Instruction: Reproduce every line of the records below without any changes, omitting the pictures.
· · · · · · ·
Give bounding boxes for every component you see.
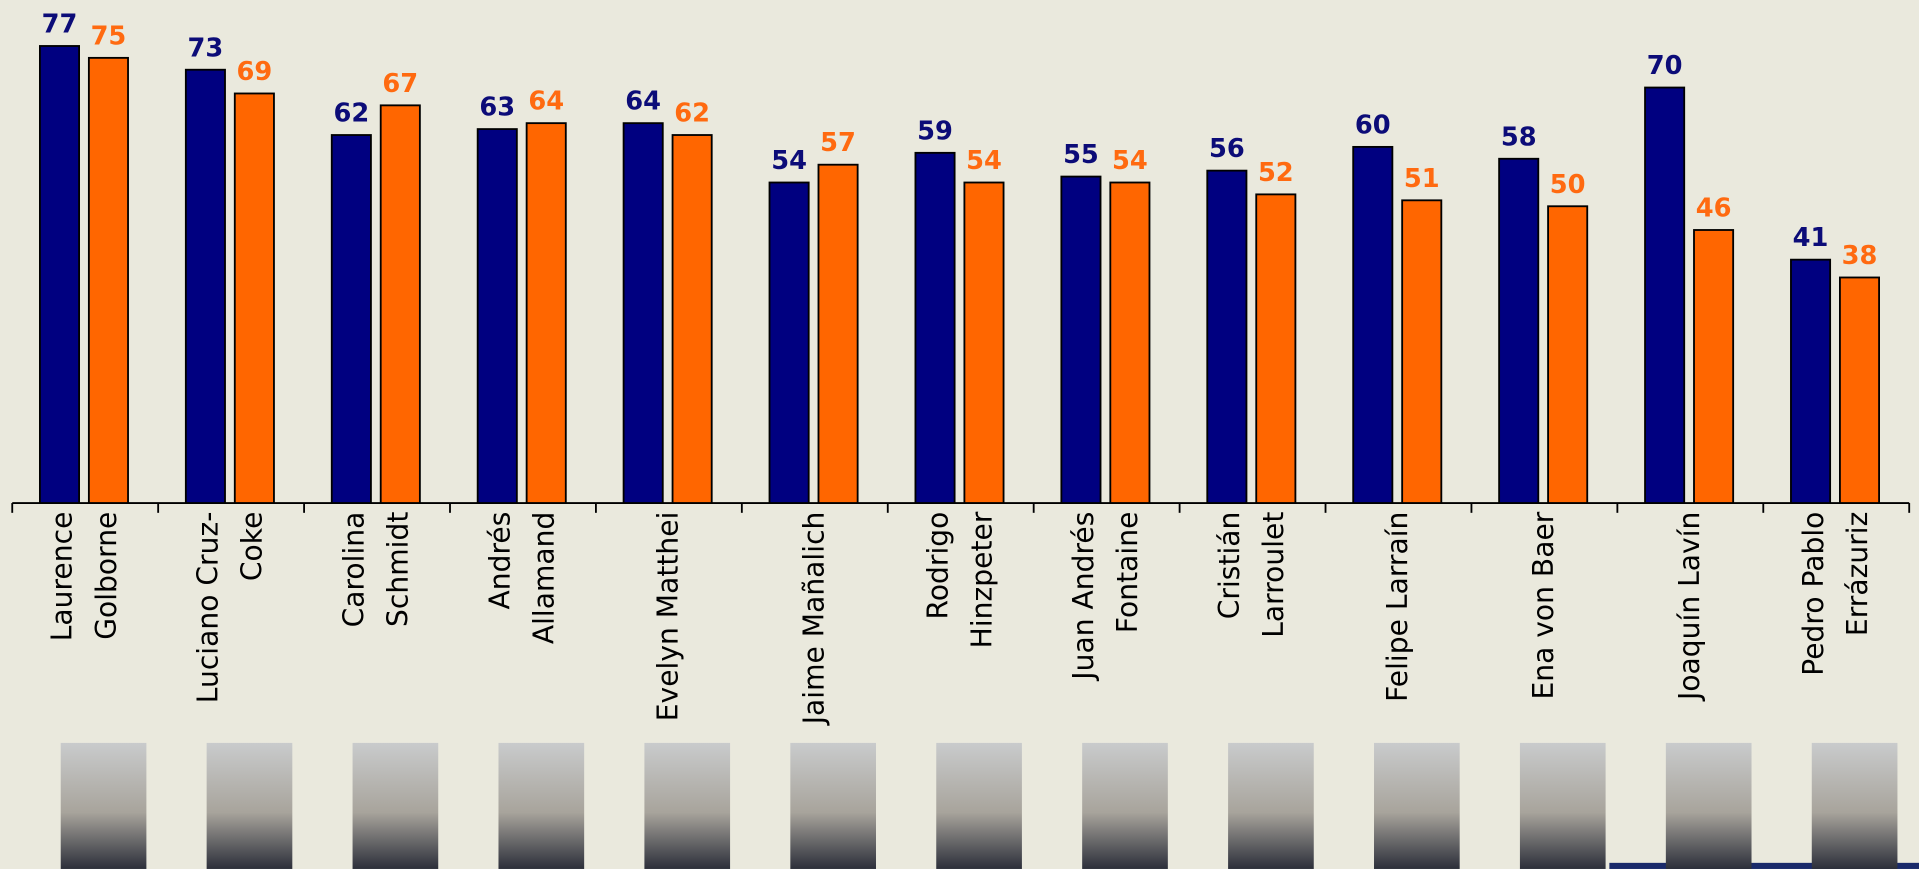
bar <box>1693 229 1735 504</box>
category-label-box: Rodrigo Hinzpeter <box>922 511 999 649</box>
value-label: 64 <box>625 87 661 117</box>
value-label: 59 <box>917 116 953 146</box>
bar <box>233 92 275 504</box>
category-label-box: Cristián Larroulet <box>1214 511 1291 638</box>
value-label: 54 <box>966 146 1002 176</box>
bar <box>671 134 713 504</box>
value-label: 77 <box>42 10 78 40</box>
bar <box>1644 86 1686 504</box>
bar <box>1255 193 1297 504</box>
bar <box>914 151 956 504</box>
value-label: 46 <box>1696 194 1732 224</box>
value-label: 55 <box>1063 140 1099 170</box>
bar <box>525 122 567 504</box>
category-label: Carolina Schmidt <box>339 511 415 628</box>
value-label: 56 <box>1209 134 1245 164</box>
category-label: Rodrigo Hinzpeter <box>922 511 999 649</box>
photo <box>498 742 585 869</box>
category-label: Laurence Golborne <box>47 511 124 642</box>
bar <box>1109 181 1151 504</box>
photo <box>206 742 293 869</box>
bar <box>476 128 518 504</box>
category-label-box: Ena von Baer <box>1528 511 1561 700</box>
bar <box>1060 175 1102 504</box>
value-label: 62 <box>674 99 710 129</box>
value-label: 52 <box>1258 158 1294 188</box>
footer-strip <box>1609 862 1919 869</box>
value-label: 73 <box>188 33 224 63</box>
value-label: 60 <box>1355 110 1391 140</box>
photo <box>1811 742 1898 869</box>
category-label-box: Carolina Schmidt <box>339 511 415 628</box>
value-label: 54 <box>1112 146 1148 176</box>
value-label: 51 <box>1404 164 1440 194</box>
value-label: 67 <box>382 69 418 99</box>
value-label: 38 <box>1842 241 1878 271</box>
category-label-box: Luciano Cruz-Coke <box>193 511 270 704</box>
category-label: Juan Andrés Fontaine <box>1068 511 1145 680</box>
value-label: 62 <box>333 99 369 129</box>
category-label: Evelyn Matthei <box>652 511 685 722</box>
category-label: Jaime Mañalich <box>798 511 831 725</box>
value-label: 70 <box>1647 51 1683 81</box>
value-label: 63 <box>479 93 515 123</box>
photo <box>644 742 731 869</box>
photo <box>60 742 147 869</box>
bar <box>379 104 421 504</box>
category-label-box: Pedro Pablo Errázuriz <box>1798 511 1875 676</box>
value-label: 50 <box>1550 170 1586 200</box>
bar <box>1839 276 1881 504</box>
bar <box>963 181 1005 504</box>
photo <box>790 742 876 869</box>
photo <box>352 742 439 869</box>
value-label: 57 <box>820 128 856 158</box>
photo <box>1665 742 1752 869</box>
value-label: 41 <box>1793 223 1829 253</box>
bar <box>1790 258 1832 504</box>
value-label: 75 <box>91 21 127 51</box>
bar <box>768 181 810 504</box>
value-label: 58 <box>1501 122 1537 152</box>
category-label: Luciano Cruz-Coke <box>193 511 270 704</box>
category-label-box: Juan Andrés Fontaine <box>1068 511 1145 680</box>
photo <box>1228 742 1314 869</box>
category-label: Andrés Allamand <box>485 511 561 645</box>
bar <box>87 56 129 504</box>
category-label-box: Evelyn Matthei <box>652 511 685 722</box>
category-label-box: Joaquín Lavín <box>1674 511 1707 700</box>
bar <box>38 45 80 504</box>
category-label-box: Andrés Allamand <box>485 511 561 645</box>
photo <box>1374 742 1460 869</box>
bar <box>1547 205 1589 504</box>
value-label: 69 <box>236 57 272 87</box>
category-label-box: Felipe Larraín <box>1382 511 1415 702</box>
bar <box>1401 199 1443 504</box>
value-label: 54 <box>771 146 807 176</box>
bar <box>184 68 226 504</box>
category-label-box: Laurence Golborne <box>47 511 124 642</box>
photo <box>936 742 1022 869</box>
category-label-box: Jaime Mañalich <box>798 511 831 725</box>
bar <box>1498 157 1540 504</box>
category-label: Pedro Pablo Errázuriz <box>1798 511 1875 676</box>
bar <box>622 122 664 504</box>
photo <box>1519 742 1606 869</box>
photo <box>1082 742 1168 869</box>
category-label: Cristián Larroulet <box>1214 511 1291 638</box>
value-label: 64 <box>528 87 564 117</box>
bar <box>817 163 859 504</box>
category-label: Felipe Larraín <box>1382 511 1415 702</box>
bar <box>330 134 372 504</box>
bar <box>1352 145 1394 504</box>
category-label: Joaquín Lavín <box>1674 511 1707 700</box>
bar <box>1206 169 1248 504</box>
category-label: Ena von Baer <box>1528 511 1561 700</box>
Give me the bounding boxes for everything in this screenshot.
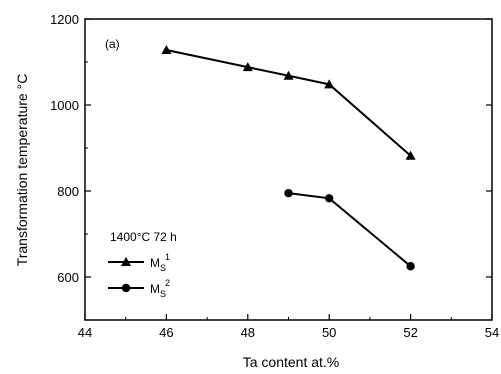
legend-marker — [121, 283, 131, 293]
x-tick-label: 54 — [485, 325, 499, 340]
legend-label: MS2 — [150, 278, 170, 299]
tick-labels: 44 46 48 50 52 54 600 800 1000 1200 — [50, 12, 499, 340]
legend-label: MS1 — [150, 252, 170, 273]
panel-label: (a) — [105, 37, 120, 51]
y-tick-label: 1000 — [50, 98, 79, 113]
data-point — [283, 70, 294, 80]
series-layer — [161, 44, 416, 271]
data-point — [161, 44, 172, 54]
data-point — [284, 188, 293, 198]
x-tick-label: 50 — [322, 325, 336, 340]
axis-ticks — [84, 18, 493, 321]
data-point — [242, 62, 253, 72]
x-tick-label: 52 — [403, 325, 417, 340]
series-line — [166, 48, 412, 157]
legend-item: MS2 — [108, 278, 170, 299]
series-line — [288, 192, 412, 268]
data-point — [405, 150, 416, 160]
y-tick-label: 600 — [57, 270, 79, 285]
data-point — [406, 262, 415, 271]
y-tick-label: 800 — [57, 184, 79, 199]
plot-frame — [84, 18, 493, 321]
series-circle — [284, 188, 415, 271]
x-axis-label: Ta content at.% — [243, 354, 340, 370]
legend-marker — [121, 257, 131, 266]
legend-item: MS1 — [108, 252, 170, 273]
x-tick-label: 48 — [241, 325, 255, 340]
data-point — [324, 79, 335, 89]
legend-title: 1400°C 72 h — [110, 230, 177, 244]
x-tick-label: 44 — [78, 325, 92, 340]
series-triangle — [161, 44, 416, 160]
y-tick-label: 1200 — [50, 12, 79, 27]
data-point — [325, 194, 334, 203]
y-axis-label: Transformation temperature °C — [14, 74, 30, 267]
x-tick-label: 46 — [159, 325, 173, 340]
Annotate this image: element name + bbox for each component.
· · · · · · ·
Complete response:
Give bounding boxes for every component you see.
bar <box>1693 229 1735 504</box>
category-label-box: Rodrigo Hinzpeter <box>922 511 999 649</box>
value-label: 64 <box>625 87 661 117</box>
value-label: 59 <box>917 116 953 146</box>
bar <box>233 92 275 504</box>
category-label-box: Cristián Larroulet <box>1214 511 1291 638</box>
value-label: 54 <box>966 146 1002 176</box>
bar <box>671 134 713 504</box>
value-label: 77 <box>42 10 78 40</box>
bar <box>1644 86 1686 504</box>
bar <box>1255 193 1297 504</box>
bar <box>914 151 956 504</box>
value-label: 46 <box>1696 194 1732 224</box>
value-label: 55 <box>1063 140 1099 170</box>
bar <box>525 122 567 504</box>
category-label: Carolina Schmidt <box>339 511 415 628</box>
value-label: 56 <box>1209 134 1245 164</box>
category-label: Rodrigo Hinzpeter <box>922 511 999 649</box>
photo <box>498 742 585 869</box>
category-label: Laurence Golborne <box>47 511 124 642</box>
bar <box>1109 181 1151 504</box>
photo <box>206 742 293 869</box>
bar <box>476 128 518 504</box>
category-label-box: Ena von Baer <box>1528 511 1561 700</box>
bar <box>1060 175 1102 504</box>
value-label: 62 <box>674 99 710 129</box>
value-label: 52 <box>1258 158 1294 188</box>
footer-strip <box>1609 862 1919 869</box>
value-label: 73 <box>188 33 224 63</box>
value-label: 60 <box>1355 110 1391 140</box>
photo <box>1811 742 1898 869</box>
category-label-box: Carolina Schmidt <box>339 511 415 628</box>
value-label: 54 <box>1112 146 1148 176</box>
value-label: 51 <box>1404 164 1440 194</box>
value-label: 67 <box>382 69 418 99</box>
value-label: 38 <box>1842 241 1878 271</box>
category-label-box: Luciano Cruz-Coke <box>193 511 270 704</box>
category-label: Juan Andrés Fontaine <box>1068 511 1145 680</box>
value-label: 62 <box>333 99 369 129</box>
category-label: Evelyn Matthei <box>652 511 685 722</box>
category-label: Jaime Mañalich <box>798 511 831 725</box>
value-label: 70 <box>1647 51 1683 81</box>
value-label: 63 <box>479 93 515 123</box>
photo <box>644 742 731 869</box>
photo <box>60 742 147 869</box>
bar <box>379 104 421 504</box>
category-label-box: Pedro Pablo Errázuriz <box>1798 511 1875 676</box>
value-label: 50 <box>1550 170 1586 200</box>
bar <box>1839 276 1881 504</box>
bar <box>963 181 1005 504</box>
photo <box>790 742 876 869</box>
photo <box>352 742 439 869</box>
value-label: 57 <box>820 128 856 158</box>
photo <box>1665 742 1752 869</box>
value-label: 41 <box>1793 223 1829 253</box>
bar <box>1790 258 1832 504</box>
value-label: 75 <box>91 21 127 51</box>
bar <box>768 181 810 504</box>
value-label: 58 <box>1501 122 1537 152</box>
category-label: Luciano Cruz-Coke <box>193 511 270 704</box>
category-label-box: Juan Andrés Fontaine <box>1068 511 1145 680</box>
photo <box>1228 742 1314 869</box>
category-label: Andrés Allamand <box>485 511 561 645</box>
bar <box>87 56 129 504</box>
category-label-box: Evelyn Matthei <box>652 511 685 722</box>
category-label-box: Joaquín Lavín <box>1674 511 1707 700</box>
bar <box>38 45 80 504</box>
category-label-box: Andrés Allamand <box>485 511 561 645</box>
photo <box>1374 742 1460 869</box>
bar <box>1547 205 1589 504</box>
value-label: 69 <box>236 57 272 87</box>
category-label-box: Felipe Larraín <box>1382 511 1415 702</box>
bar <box>1401 199 1443 504</box>
value-label: 54 <box>771 146 807 176</box>
bar <box>184 68 226 504</box>
category-label-box: Laurence Golborne <box>47 511 124 642</box>
photo <box>936 742 1022 869</box>
category-label-box: Jaime Mañalich <box>798 511 831 725</box>
bar <box>1498 157 1540 504</box>
category-label: Pedro Pablo Errázuriz <box>1798 511 1875 676</box>
bar <box>622 122 664 504</box>
photo <box>1519 742 1606 869</box>
photo <box>1082 742 1168 869</box>
category-label: Cristián Larroulet <box>1214 511 1291 638</box>
value-label: 64 <box>528 87 564 117</box>
bar <box>817 163 859 504</box>
category-label: Felipe Larraín <box>1382 511 1415 702</box>
bar <box>330 134 372 504</box>
bar <box>1352 145 1394 504</box>
category-label: Joaquín Lavín <box>1674 511 1707 700</box>
bar <box>1206 169 1248 504</box>
category-label: Ena von Baer <box>1528 511 1561 700</box>
Give me the bounding boxes for everything in this screenshot.
legend-marker — [121, 283, 131, 293]
x-tick-label: 54 — [485, 325, 499, 340]
legend-label: MS2 — [150, 278, 170, 299]
tick-labels: 44 46 48 50 52 54 600 800 1000 1200 — [50, 12, 499, 340]
legend-label: MS1 — [150, 252, 170, 273]
panel-label: (a) — [105, 37, 120, 51]
y-tick-label: 1000 — [50, 98, 79, 113]
data-point — [283, 70, 294, 80]
series-layer — [161, 44, 416, 271]
data-point — [161, 44, 172, 54]
data-point — [284, 188, 293, 198]
x-tick-label: 50 — [322, 325, 336, 340]
axis-ticks — [84, 18, 493, 321]
data-point — [242, 62, 253, 72]
x-tick-label: 52 — [403, 325, 417, 340]
series-line — [166, 48, 412, 157]
legend-item: MS2 — [108, 278, 170, 299]
series-line — [288, 192, 412, 268]
data-point — [405, 150, 416, 160]
y-tick-label: 600 — [57, 270, 79, 285]
data-point — [406, 262, 415, 271]
y-tick-label: 800 — [57, 184, 79, 199]
plot-frame — [84, 18, 493, 321]
series-circle — [284, 188, 415, 271]
x-axis-label: Ta content at.% — [243, 354, 340, 370]
legend-marker — [121, 257, 131, 266]
legend-item: MS1 — [108, 252, 170, 273]
x-tick-label: 48 — [241, 325, 255, 340]
data-point — [324, 79, 335, 89]
legend-title: 1400°C 72 h — [110, 230, 177, 244]
x-tick-label: 44 — [78, 325, 92, 340]
series-triangle — [161, 44, 416, 160]
y-tick-label: 1200 — [50, 12, 79, 27]
data-point — [325, 194, 334, 203]
y-axis-label: Transformation temperature °C — [14, 74, 30, 267]
x-tick-label: 46 — [159, 325, 173, 340]
Annotate this image: element name + bbox for each component.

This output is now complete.